WHAT IS REQUIRED | Which lines have the string "lever"? Copy all of them from the entries below.

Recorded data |
_ _ _

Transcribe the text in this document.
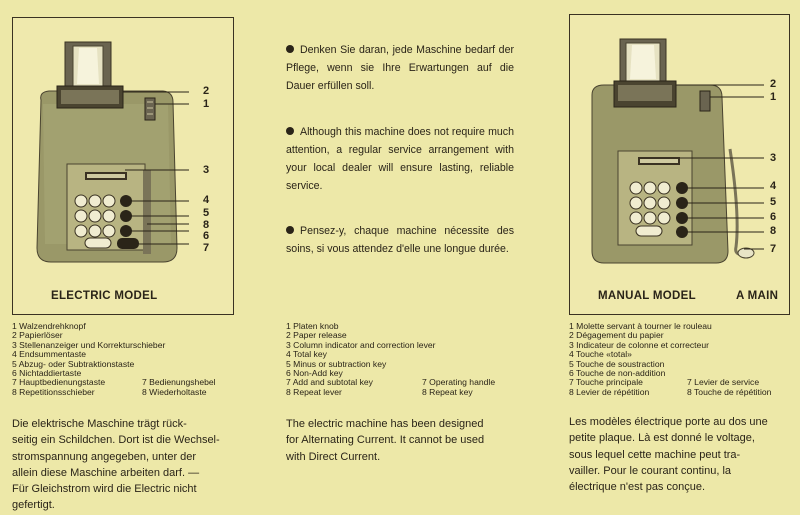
2
1
3
4
5
8
6
7
ELECTRIC MODEL
Denken Sie daran, jede Maschine bedarf der Pflege, wenn sie Ihre Erwartungen auf die Dauer erfüllen soll.
Although this machine does not require much attention, a regular service arrangement with your local dealer will ensure lasting, reliable service.
Pensez-y, chaque machine nécessite des soins, si vous attendez d'elle une longue durée.
2
1
3
4
5
6
8
7
MANUAL MODEL	A MAIN
1 Walzendrehknopf
2 Papierlöser
3 Stellenanzeiger und Korrekturschieber
4 Endsummentaste
5 Abzug- oder Subtraktionstaste
6 Nichtaddiertaste
7 Hauptbedienungstaste	7 Bedienungshebel
8 Repetitionsschieber	8 Wiederholtaste
1 Platen knob
2 Paper release
3 Column indicator and correction lever
4 Total key
5 Minus or subtraction key
6 Non-Add key
7 Add and subtotal key	7 Operating handle
8 Repeat lever	8 Repeat key
1 Molette servant à tourner le rouleau
2 Dégagement du papier
3 Indicateur de colonne et correcteur
4 Touche «total»
5 Touche de soustraction
6 Touche de non-addition
7 Touche principale	7 Levier de service
8 Levier de répétition	8 Touche de répétition
Die elektrische Maschine trägt rück-
seitig ein Schildchen. Dort ist die Wechsel-
stromspannung angegeben, unter der
allein diese Maschine arbeiten darf. —
Für Gleichstrom wird die Electric nicht
gefertigt.
The electric machine has been designed
for Alternating Current. It cannot be used
with Direct Current.
Les modèles électrique porte au dos une
petite plaque. Là est donné le voltage,
sous lequel cette machine peut tra-
vailler. Pour le courant continu, la
électrique n'est pas conçue.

_ _ _

WRITTEN ANSWER |
3 Column indicator and correction lever
8 Repeat lever	8 Repeat key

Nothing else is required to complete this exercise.